Written request: Repeat the whole of the data, keeping every detail the same.

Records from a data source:
+--

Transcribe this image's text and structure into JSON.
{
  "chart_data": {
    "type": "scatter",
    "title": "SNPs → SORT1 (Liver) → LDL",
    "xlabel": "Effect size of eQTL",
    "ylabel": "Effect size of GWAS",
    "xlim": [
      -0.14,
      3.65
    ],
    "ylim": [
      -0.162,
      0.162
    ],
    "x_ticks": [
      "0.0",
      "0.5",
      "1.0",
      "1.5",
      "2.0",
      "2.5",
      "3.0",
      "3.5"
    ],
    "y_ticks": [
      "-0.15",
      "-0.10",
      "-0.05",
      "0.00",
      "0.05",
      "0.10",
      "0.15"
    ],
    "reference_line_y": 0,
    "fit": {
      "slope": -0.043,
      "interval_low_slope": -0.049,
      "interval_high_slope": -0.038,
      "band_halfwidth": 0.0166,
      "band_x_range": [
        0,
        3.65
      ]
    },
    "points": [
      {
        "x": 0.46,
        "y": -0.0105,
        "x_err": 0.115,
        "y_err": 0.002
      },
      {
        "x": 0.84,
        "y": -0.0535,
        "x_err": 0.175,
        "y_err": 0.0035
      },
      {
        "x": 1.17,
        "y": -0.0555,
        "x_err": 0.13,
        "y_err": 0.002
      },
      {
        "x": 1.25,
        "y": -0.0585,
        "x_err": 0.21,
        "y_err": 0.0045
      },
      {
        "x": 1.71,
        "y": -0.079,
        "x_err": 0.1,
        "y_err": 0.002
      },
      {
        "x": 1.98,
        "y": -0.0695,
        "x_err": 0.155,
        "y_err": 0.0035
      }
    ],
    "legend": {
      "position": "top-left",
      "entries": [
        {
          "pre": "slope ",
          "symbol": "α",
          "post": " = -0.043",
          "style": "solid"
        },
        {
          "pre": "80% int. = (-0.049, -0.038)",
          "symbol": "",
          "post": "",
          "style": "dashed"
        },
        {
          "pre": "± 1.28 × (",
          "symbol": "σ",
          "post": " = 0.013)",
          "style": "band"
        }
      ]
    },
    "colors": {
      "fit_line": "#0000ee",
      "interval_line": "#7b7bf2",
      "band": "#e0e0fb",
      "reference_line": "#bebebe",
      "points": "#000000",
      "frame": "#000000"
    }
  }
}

+--

Expected answer:
Transcribe this image's text and structure into JSON.
{
  "chart_data": {
    "type": "scatter",
    "title": "SNPs → SORT1 (Liver) → LDL",
    "xlabel": "Effect size of eQTL",
    "ylabel": "Effect size of GWAS",
    "xlim": [
      -0.14,
      3.65
    ],
    "ylim": [
      -0.162,
      0.162
    ],
    "x_ticks": [
      "0.0",
      "0.5",
      "1.0",
      "1.5",
      "2.0",
      "2.5",
      "3.0",
      "3.5"
    ],
    "y_ticks": [
      "-0.15",
      "-0.10",
      "-0.05",
      "0.00",
      "0.05",
      "0.10",
      "0.15"
    ],
    "reference_line_y": 0,
    "fit": {
      "slope": -0.043,
      "interval_low_slope": -0.049,
      "interval_high_slope": -0.038,
      "band_halfwidth": 0.0166,
      "band_x_range": [
        0,
        3.65
      ]
    },
    "points": [
      {
        "x": 0.46,
        "y": -0.0105,
        "x_err": 0.115,
        "y_err": 0.002
      },
      {
        "x": 0.84,
        "y": -0.0535,
        "x_err": 0.175,
        "y_err": 0.0035
      },
      {
        "x": 1.17,
        "y": -0.0555,
        "x_err": 0.13,
        "y_err": 0.002
      },
      {
        "x": 1.25,
        "y": -0.0585,
        "x_err": 0.21,
        "y_err": 0.0045
      },
      {
        "x": 1.71,
        "y": -0.079,
        "x_err": 0.1,
        "y_err": 0.002
      },
      {
        "x": 1.98,
        "y": -0.0695,
        "x_err": 0.155,
        "y_err": 0.0035
      }
    ],
    "legend": {
      "position": "top-left",
      "entries": [
        {
          "pre": "slope ",
          "symbol": "α",
          "post": " = -0.043",
          "style": "solid"
        },
        {
          "pre": "80% int. = (-0.049, -0.038)",
          "symbol": "",
          "post": "",
          "style": "dashed"
        },
        {
          "pre": "± 1.28 × (",
          "symbol": "σ",
          "post": " = 0.013)",
          "style": "band"
        }
      ]
    },
    "colors": {
      "fit_line": "#0000ee",
      "interval_line": "#7b7bf2",
      "band": "#e0e0fb",
      "reference_line": "#bebebe",
      "points": "#000000",
      "frame": "#000000"
    }
  }
}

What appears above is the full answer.